GIVEN PROBLEM :: Each entry below should be returned exactly as is, with the pictures removed.

-- EXTRACTED INFORMATION start --

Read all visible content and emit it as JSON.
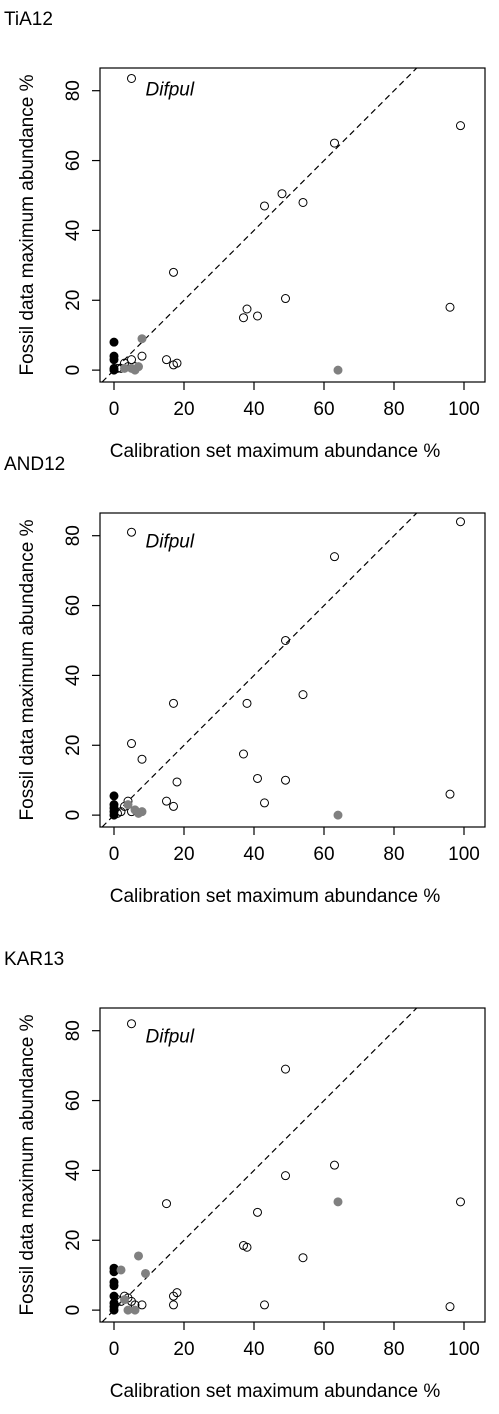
{
  "chart_data": [
    {
      "type": "scatter",
      "title": "TiA12",
      "xlabel": "Calibration set maximum abundance %",
      "ylabel": "Fossil data maximum abundance %",
      "xlim": [
        -4,
        106
      ],
      "ylim": [
        -3.4,
        86.5
      ],
      "xticks": [
        0,
        20,
        40,
        60,
        80,
        100
      ],
      "yticks": [
        0,
        20,
        40,
        60,
        80
      ],
      "identity_line": true,
      "annotations": [
        {
          "text": "Difpul",
          "x": 9,
          "y": 80
        }
      ],
      "series": [
        {
          "color": "#000000",
          "filled": false,
          "x": [
            5,
            99,
            63,
            48,
            43,
            54,
            17,
            38,
            37,
            41,
            49,
            96,
            15,
            17,
            18,
            8,
            5,
            3,
            4,
            6,
            2,
            1
          ],
          "values": [
            83.5,
            70,
            65,
            50.5,
            47,
            48,
            28,
            17.5,
            15,
            15.5,
            20.5,
            18,
            3,
            1.5,
            2,
            4,
            3,
            2,
            1,
            1,
            0.5,
            0.5
          ]
        },
        {
          "color": "#000000",
          "filled": true,
          "x": [
            0,
            0,
            0,
            0,
            0
          ],
          "values": [
            8,
            4,
            3,
            0.5,
            0
          ]
        },
        {
          "color": "#808080",
          "filled": true,
          "x": [
            8,
            64,
            7,
            5,
            3,
            6
          ],
          "values": [
            9,
            0,
            1,
            0.5,
            0.5,
            0
          ]
        }
      ]
    },
    {
      "type": "scatter",
      "title": "AND12",
      "xlabel": "Calibration set maximum abundance %",
      "ylabel": "Fossil data maximum abundance %",
      "xlim": [
        -4,
        106
      ],
      "ylim": [
        -3.4,
        86.5
      ],
      "xticks": [
        0,
        20,
        40,
        60,
        80,
        100
      ],
      "yticks": [
        0,
        20,
        40,
        60,
        80
      ],
      "identity_line": true,
      "annotations": [
        {
          "text": "Difpul",
          "x": 9,
          "y": 78
        }
      ],
      "series": [
        {
          "color": "#000000",
          "filled": false,
          "x": [
            5,
            99,
            63,
            49,
            17,
            38,
            54,
            5,
            8,
            37,
            41,
            49,
            18,
            15,
            17,
            43,
            96,
            4,
            3,
            5,
            2,
            1
          ],
          "values": [
            81,
            84,
            74,
            50,
            32,
            32,
            34.5,
            20.5,
            16,
            17.5,
            10.5,
            10,
            9.5,
            4,
            2.5,
            3.5,
            6,
            4,
            2.5,
            1,
            1,
            0.5
          ]
        },
        {
          "color": "#000000",
          "filled": true,
          "x": [
            0,
            0,
            0,
            0,
            0
          ],
          "values": [
            5.5,
            3,
            2,
            1,
            0
          ]
        },
        {
          "color": "#808080",
          "filled": true,
          "x": [
            64,
            6,
            8,
            4,
            7
          ],
          "values": [
            0,
            1.5,
            1,
            3,
            0.5
          ]
        }
      ]
    },
    {
      "type": "scatter",
      "title": "KAR13",
      "xlabel": "Calibration set maximum abundance %",
      "ylabel": "Fossil data maximum abundance %",
      "xlim": [
        -4,
        106
      ],
      "ylim": [
        -3.4,
        86.5
      ],
      "xticks": [
        0,
        20,
        40,
        60,
        80,
        100
      ],
      "yticks": [
        0,
        20,
        40,
        60,
        80
      ],
      "identity_line": true,
      "annotations": [
        {
          "text": "Difpul",
          "x": 9,
          "y": 78
        }
      ],
      "series": [
        {
          "color": "#000000",
          "filled": false,
          "x": [
            5,
            49,
            63,
            49,
            15,
            99,
            41,
            37,
            38,
            54,
            18,
            17,
            17,
            8,
            43,
            96,
            5,
            4,
            3,
            1,
            2,
            6
          ],
          "values": [
            82,
            69,
            41.5,
            38.5,
            30.5,
            31,
            28,
            18.5,
            18,
            15,
            5,
            4,
            1.5,
            1.5,
            1.5,
            1,
            2.5,
            3.5,
            4,
            3,
            2.5,
            1.5
          ]
        },
        {
          "color": "#000000",
          "filled": true,
          "x": [
            0,
            0,
            0,
            0,
            0,
            0,
            0,
            0
          ],
          "values": [
            12,
            11,
            8,
            7,
            4,
            2,
            1,
            0
          ]
        },
        {
          "color": "#808080",
          "filled": true,
          "x": [
            64,
            7,
            9,
            2,
            4,
            6,
            3
          ],
          "values": [
            31,
            15.5,
            10.5,
            11.5,
            0,
            0,
            3
          ]
        }
      ]
    }
  ]
}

-- EXTRACTED INFORMATION end --

TASK SOLUTION ::
Read all visible content and emit it as JSON.
{
  "chart_data": [
    {
      "type": "scatter",
      "title": "TiA12",
      "xlabel": "Calibration set maximum abundance %",
      "ylabel": "Fossil data maximum abundance %",
      "xlim": [
        -4,
        106
      ],
      "ylim": [
        -3.4,
        86.5
      ],
      "xticks": [
        0,
        20,
        40,
        60,
        80,
        100
      ],
      "yticks": [
        0,
        20,
        40,
        60,
        80
      ],
      "identity_line": true,
      "annotations": [
        {
          "text": "Difpul",
          "x": 9,
          "y": 80
        }
      ],
      "series": [
        {
          "color": "#000000",
          "filled": false,
          "x": [
            5,
            99,
            63,
            48,
            43,
            54,
            17,
            38,
            37,
            41,
            49,
            96,
            15,
            17,
            18,
            8,
            5,
            3,
            4,
            6,
            2,
            1
          ],
          "values": [
            83.5,
            70,
            65,
            50.5,
            47,
            48,
            28,
            17.5,
            15,
            15.5,
            20.5,
            18,
            3,
            1.5,
            2,
            4,
            3,
            2,
            1,
            1,
            0.5,
            0.5
          ]
        },
        {
          "color": "#000000",
          "filled": true,
          "x": [
            0,
            0,
            0,
            0,
            0
          ],
          "values": [
            8,
            4,
            3,
            0.5,
            0
          ]
        },
        {
          "color": "#808080",
          "filled": true,
          "x": [
            8,
            64,
            7,
            5,
            3,
            6
          ],
          "values": [
            9,
            0,
            1,
            0.5,
            0.5,
            0
          ]
        }
      ]
    },
    {
      "type": "scatter",
      "title": "AND12",
      "xlabel": "Calibration set maximum abundance %",
      "ylabel": "Fossil data maximum abundance %",
      "xlim": [
        -4,
        106
      ],
      "ylim": [
        -3.4,
        86.5
      ],
      "xticks": [
        0,
        20,
        40,
        60,
        80,
        100
      ],
      "yticks": [
        0,
        20,
        40,
        60,
        80
      ],
      "identity_line": true,
      "annotations": [
        {
          "text": "Difpul",
          "x": 9,
          "y": 78
        }
      ],
      "series": [
        {
          "color": "#000000",
          "filled": false,
          "x": [
            5,
            99,
            63,
            49,
            17,
            38,
            54,
            5,
            8,
            37,
            41,
            49,
            18,
            15,
            17,
            43,
            96,
            4,
            3,
            5,
            2,
            1
          ],
          "values": [
            81,
            84,
            74,
            50,
            32,
            32,
            34.5,
            20.5,
            16,
            17.5,
            10.5,
            10,
            9.5,
            4,
            2.5,
            3.5,
            6,
            4,
            2.5,
            1,
            1,
            0.5
          ]
        },
        {
          "color": "#000000",
          "filled": true,
          "x": [
            0,
            0,
            0,
            0,
            0
          ],
          "values": [
            5.5,
            3,
            2,
            1,
            0
          ]
        },
        {
          "color": "#808080",
          "filled": true,
          "x": [
            64,
            6,
            8,
            4,
            7
          ],
          "values": [
            0,
            1.5,
            1,
            3,
            0.5
          ]
        }
      ]
    },
    {
      "type": "scatter",
      "title": "KAR13",
      "xlabel": "Calibration set maximum abundance %",
      "ylabel": "Fossil data maximum abundance %",
      "xlim": [
        -4,
        106
      ],
      "ylim": [
        -3.4,
        86.5
      ],
      "xticks": [
        0,
        20,
        40,
        60,
        80,
        100
      ],
      "yticks": [
        0,
        20,
        40,
        60,
        80
      ],
      "identity_line": true,
      "annotations": [
        {
          "text": "Difpul",
          "x": 9,
          "y": 78
        }
      ],
      "series": [
        {
          "color": "#000000",
          "filled": false,
          "x": [
            5,
            49,
            63,
            49,
            15,
            99,
            41,
            37,
            38,
            54,
            18,
            17,
            17,
            8,
            43,
            96,
            5,
            4,
            3,
            1,
            2,
            6
          ],
          "values": [
            82,
            69,
            41.5,
            38.5,
            30.5,
            31,
            28,
            18.5,
            18,
            15,
            5,
            4,
            1.5,
            1.5,
            1.5,
            1,
            2.5,
            3.5,
            4,
            3,
            2.5,
            1.5
          ]
        },
        {
          "color": "#000000",
          "filled": true,
          "x": [
            0,
            0,
            0,
            0,
            0,
            0,
            0,
            0
          ],
          "values": [
            12,
            11,
            8,
            7,
            4,
            2,
            1,
            0
          ]
        },
        {
          "color": "#808080",
          "filled": true,
          "x": [
            64,
            7,
            9,
            2,
            4,
            6,
            3
          ],
          "values": [
            31,
            15.5,
            10.5,
            11.5,
            0,
            0,
            3
          ]
        }
      ]
    }
  ]
}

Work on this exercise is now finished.